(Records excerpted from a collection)
============

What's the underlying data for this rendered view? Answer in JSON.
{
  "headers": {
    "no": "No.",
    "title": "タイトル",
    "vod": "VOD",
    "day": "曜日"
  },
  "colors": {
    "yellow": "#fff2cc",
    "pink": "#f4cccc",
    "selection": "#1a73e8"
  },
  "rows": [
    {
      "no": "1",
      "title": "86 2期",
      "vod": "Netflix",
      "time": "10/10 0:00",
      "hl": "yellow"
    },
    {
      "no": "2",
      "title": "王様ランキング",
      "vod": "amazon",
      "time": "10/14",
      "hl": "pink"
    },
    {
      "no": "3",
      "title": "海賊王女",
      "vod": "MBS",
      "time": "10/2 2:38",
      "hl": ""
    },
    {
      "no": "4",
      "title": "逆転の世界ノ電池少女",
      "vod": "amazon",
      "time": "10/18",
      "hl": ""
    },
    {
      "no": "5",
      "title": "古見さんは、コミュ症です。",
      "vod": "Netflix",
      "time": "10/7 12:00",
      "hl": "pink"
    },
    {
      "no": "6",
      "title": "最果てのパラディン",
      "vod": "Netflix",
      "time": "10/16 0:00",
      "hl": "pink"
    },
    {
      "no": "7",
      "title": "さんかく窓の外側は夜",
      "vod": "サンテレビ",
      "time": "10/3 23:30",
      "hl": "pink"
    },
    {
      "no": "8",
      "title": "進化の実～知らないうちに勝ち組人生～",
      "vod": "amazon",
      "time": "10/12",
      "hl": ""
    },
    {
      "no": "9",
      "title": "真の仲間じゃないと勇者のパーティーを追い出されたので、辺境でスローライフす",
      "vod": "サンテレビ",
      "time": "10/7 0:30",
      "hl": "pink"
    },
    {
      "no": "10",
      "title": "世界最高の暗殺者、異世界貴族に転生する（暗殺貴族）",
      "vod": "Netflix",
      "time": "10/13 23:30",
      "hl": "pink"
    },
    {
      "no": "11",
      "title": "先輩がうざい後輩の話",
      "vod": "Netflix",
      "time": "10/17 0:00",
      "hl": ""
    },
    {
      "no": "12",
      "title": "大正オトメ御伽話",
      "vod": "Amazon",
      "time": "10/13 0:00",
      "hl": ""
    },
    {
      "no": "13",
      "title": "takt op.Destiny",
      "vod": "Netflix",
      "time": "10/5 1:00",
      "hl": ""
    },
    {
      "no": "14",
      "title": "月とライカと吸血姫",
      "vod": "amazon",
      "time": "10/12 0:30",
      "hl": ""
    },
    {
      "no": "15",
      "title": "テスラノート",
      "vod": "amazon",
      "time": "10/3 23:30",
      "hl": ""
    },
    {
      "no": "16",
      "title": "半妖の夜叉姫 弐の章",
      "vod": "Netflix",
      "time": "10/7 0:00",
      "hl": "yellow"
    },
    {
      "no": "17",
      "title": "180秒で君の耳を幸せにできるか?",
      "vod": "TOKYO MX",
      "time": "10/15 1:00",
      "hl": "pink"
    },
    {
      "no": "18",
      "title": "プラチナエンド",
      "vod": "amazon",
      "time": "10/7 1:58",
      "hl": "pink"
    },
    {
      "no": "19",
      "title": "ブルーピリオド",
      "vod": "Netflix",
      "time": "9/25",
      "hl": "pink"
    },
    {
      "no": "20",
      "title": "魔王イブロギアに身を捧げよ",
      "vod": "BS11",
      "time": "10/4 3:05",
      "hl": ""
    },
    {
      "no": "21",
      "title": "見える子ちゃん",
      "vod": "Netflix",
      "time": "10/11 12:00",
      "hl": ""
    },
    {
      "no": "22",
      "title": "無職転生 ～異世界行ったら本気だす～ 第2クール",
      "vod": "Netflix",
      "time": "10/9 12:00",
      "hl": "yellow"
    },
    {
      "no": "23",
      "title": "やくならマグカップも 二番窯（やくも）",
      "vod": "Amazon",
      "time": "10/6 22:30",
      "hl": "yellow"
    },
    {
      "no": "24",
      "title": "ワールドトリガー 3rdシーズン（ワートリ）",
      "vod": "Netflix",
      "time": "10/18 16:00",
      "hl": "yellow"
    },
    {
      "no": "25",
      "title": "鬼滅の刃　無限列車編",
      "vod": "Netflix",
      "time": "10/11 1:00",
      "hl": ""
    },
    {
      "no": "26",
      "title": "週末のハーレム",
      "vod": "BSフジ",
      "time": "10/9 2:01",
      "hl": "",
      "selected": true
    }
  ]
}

============

WHAT YOU NEED TO DO:
Reproduce the data, keeping every line exactly the same.

COMPLETE OUTPUT:
What's the underlying data for this rendered view? Answer in JSON.
{
  "headers": {
    "no": "No.",
    "title": "タイトル",
    "vod": "VOD",
    "day": "曜日"
  },
  "colors": {
    "yellow": "#fff2cc",
    "pink": "#f4cccc",
    "selection": "#1a73e8"
  },
  "rows": [
    {
      "no": "1",
      "title": "86 2期",
      "vod": "Netflix",
      "time": "10/10 0:00",
      "hl": "yellow"
    },
    {
      "no": "2",
      "title": "王様ランキング",
      "vod": "amazon",
      "time": "10/14",
      "hl": "pink"
    },
    {
      "no": "3",
      "title": "海賊王女",
      "vod": "MBS",
      "time": "10/2 2:38",
      "hl": ""
    },
    {
      "no": "4",
      "title": "逆転の世界ノ電池少女",
      "vod": "amazon",
      "time": "10/18",
      "hl": ""
    },
    {
      "no": "5",
      "title": "古見さんは、コミュ症です。",
      "vod": "Netflix",
      "time": "10/7 12:00",
      "hl": "pink"
    },
    {
      "no": "6",
      "title": "最果てのパラディン",
      "vod": "Netflix",
      "time": "10/16 0:00",
      "hl": "pink"
    },
    {
      "no": "7",
      "title": "さんかく窓の外側は夜",
      "vod": "サンテレビ",
      "time": "10/3 23:30",
      "hl": "pink"
    },
    {
      "no": "8",
      "title": "進化の実～知らないうちに勝ち組人生～",
      "vod": "amazon",
      "time": "10/12",
      "hl": ""
    },
    {
      "no": "9",
      "title": "真の仲間じゃないと勇者のパーティーを追い出されたので、辺境でスローライフす",
      "vod": "サンテレビ",
      "time": "10/7 0:30",
      "hl": "pink"
    },
    {
      "no": "10",
      "title": "世界最高の暗殺者、異世界貴族に転生する（暗殺貴族）",
      "vod": "Netflix",
      "time": "10/13 23:30",
      "hl": "pink"
    },
    {
      "no": "11",
      "title": "先輩がうざい後輩の話",
      "vod": "Netflix",
      "time": "10/17 0:00",
      "hl": ""
    },
    {
      "no": "12",
      "title": "大正オトメ御伽話",
      "vod": "Amazon",
      "time": "10/13 0:00",
      "hl": ""
    },
    {
      "no": "13",
      "title": "takt op.Destiny",
      "vod": "Netflix",
      "time": "10/5 1:00",
      "hl": ""
    },
    {
      "no": "14",
      "title": "月とライカと吸血姫",
      "vod": "amazon",
      "time": "10/12 0:30",
      "hl": ""
    },
    {
      "no": "15",
      "title": "テスラノート",
      "vod": "amazon",
      "time": "10/3 23:30",
      "hl": ""
    },
    {
      "no": "16",
      "title": "半妖の夜叉姫 弐の章",
      "vod": "Netflix",
      "time": "10/7 0:00",
      "hl": "yellow"
    },
    {
      "no": "17",
      "title": "180秒で君の耳を幸せにできるか?",
      "vod": "TOKYO MX",
      "time": "10/15 1:00",
      "hl": "pink"
    },
    {
      "no": "18",
      "title": "プラチナエンド",
      "vod": "amazon",
      "time": "10/7 1:58",
      "hl": "pink"
    },
    {
      "no": "19",
      "title": "ブルーピリオド",
      "vod": "Netflix",
      "time": "9/25",
      "hl": "pink"
    },
    {
      "no": "20",
      "title": "魔王イブロギアに身を捧げよ",
      "vod": "BS11",
      "time": "10/4 3:05",
      "hl": ""
    },
    {
      "no": "21",
      "title": "見える子ちゃん",
      "vod": "Netflix",
      "time": "10/11 12:00",
      "hl": ""
    },
    {
      "no": "22",
      "title": "無職転生 ～異世界行ったら本気だす～ 第2クール",
      "vod": "Netflix",
      "time": "10/9 12:00",
      "hl": "yellow"
    },
    {
      "no": "23",
      "title": "やくならマグカップも 二番窯（やくも）",
      "vod": "Amazon",
      "time": "10/6 22:30",
      "hl": "yellow"
    },
    {
      "no": "24",
      "title": "ワールドトリガー 3rdシーズン（ワートリ）",
      "vod": "Netflix",
      "time": "10/18 16:00",
      "hl": "yellow"
    },
    {
      "no": "25",
      "title": "鬼滅の刃　無限列車編",
      "vod": "Netflix",
      "time": "10/11 1:00",
      "hl": ""
    },
    {
      "no": "26",
      "title": "週末のハーレム",
      "vod": "BSフジ",
      "time": "10/9 2:01",
      "hl": "",
      "selected": true
    }
  ]
}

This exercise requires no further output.